# Given entries:
● ● ● ● ●
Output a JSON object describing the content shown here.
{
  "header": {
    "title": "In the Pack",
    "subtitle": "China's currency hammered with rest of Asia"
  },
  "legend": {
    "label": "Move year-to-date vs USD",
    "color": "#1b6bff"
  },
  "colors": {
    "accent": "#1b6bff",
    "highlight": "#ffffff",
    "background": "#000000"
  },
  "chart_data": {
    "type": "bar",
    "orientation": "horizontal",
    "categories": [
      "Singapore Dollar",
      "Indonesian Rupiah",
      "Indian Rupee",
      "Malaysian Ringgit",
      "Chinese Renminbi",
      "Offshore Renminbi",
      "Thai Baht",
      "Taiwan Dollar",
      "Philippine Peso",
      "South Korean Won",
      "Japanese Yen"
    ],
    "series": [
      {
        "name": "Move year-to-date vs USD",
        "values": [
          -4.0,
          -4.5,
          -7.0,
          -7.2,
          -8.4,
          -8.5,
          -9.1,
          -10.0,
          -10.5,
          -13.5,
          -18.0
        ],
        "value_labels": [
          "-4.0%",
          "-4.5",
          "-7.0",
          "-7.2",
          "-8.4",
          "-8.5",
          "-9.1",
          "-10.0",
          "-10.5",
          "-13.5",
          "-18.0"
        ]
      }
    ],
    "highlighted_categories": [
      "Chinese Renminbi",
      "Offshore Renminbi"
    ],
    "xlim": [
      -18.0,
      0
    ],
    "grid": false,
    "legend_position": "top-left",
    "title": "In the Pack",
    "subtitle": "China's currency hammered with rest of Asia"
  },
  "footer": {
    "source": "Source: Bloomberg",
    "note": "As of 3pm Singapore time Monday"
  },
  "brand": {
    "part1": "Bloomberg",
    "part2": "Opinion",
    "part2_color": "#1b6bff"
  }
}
● ● ● ● ●
# Task description:
Pick out and copy every line that contains the word "Offshore".

# Exercise answer:
      "Offshore Renminbi",
      "Offshore Renminbi"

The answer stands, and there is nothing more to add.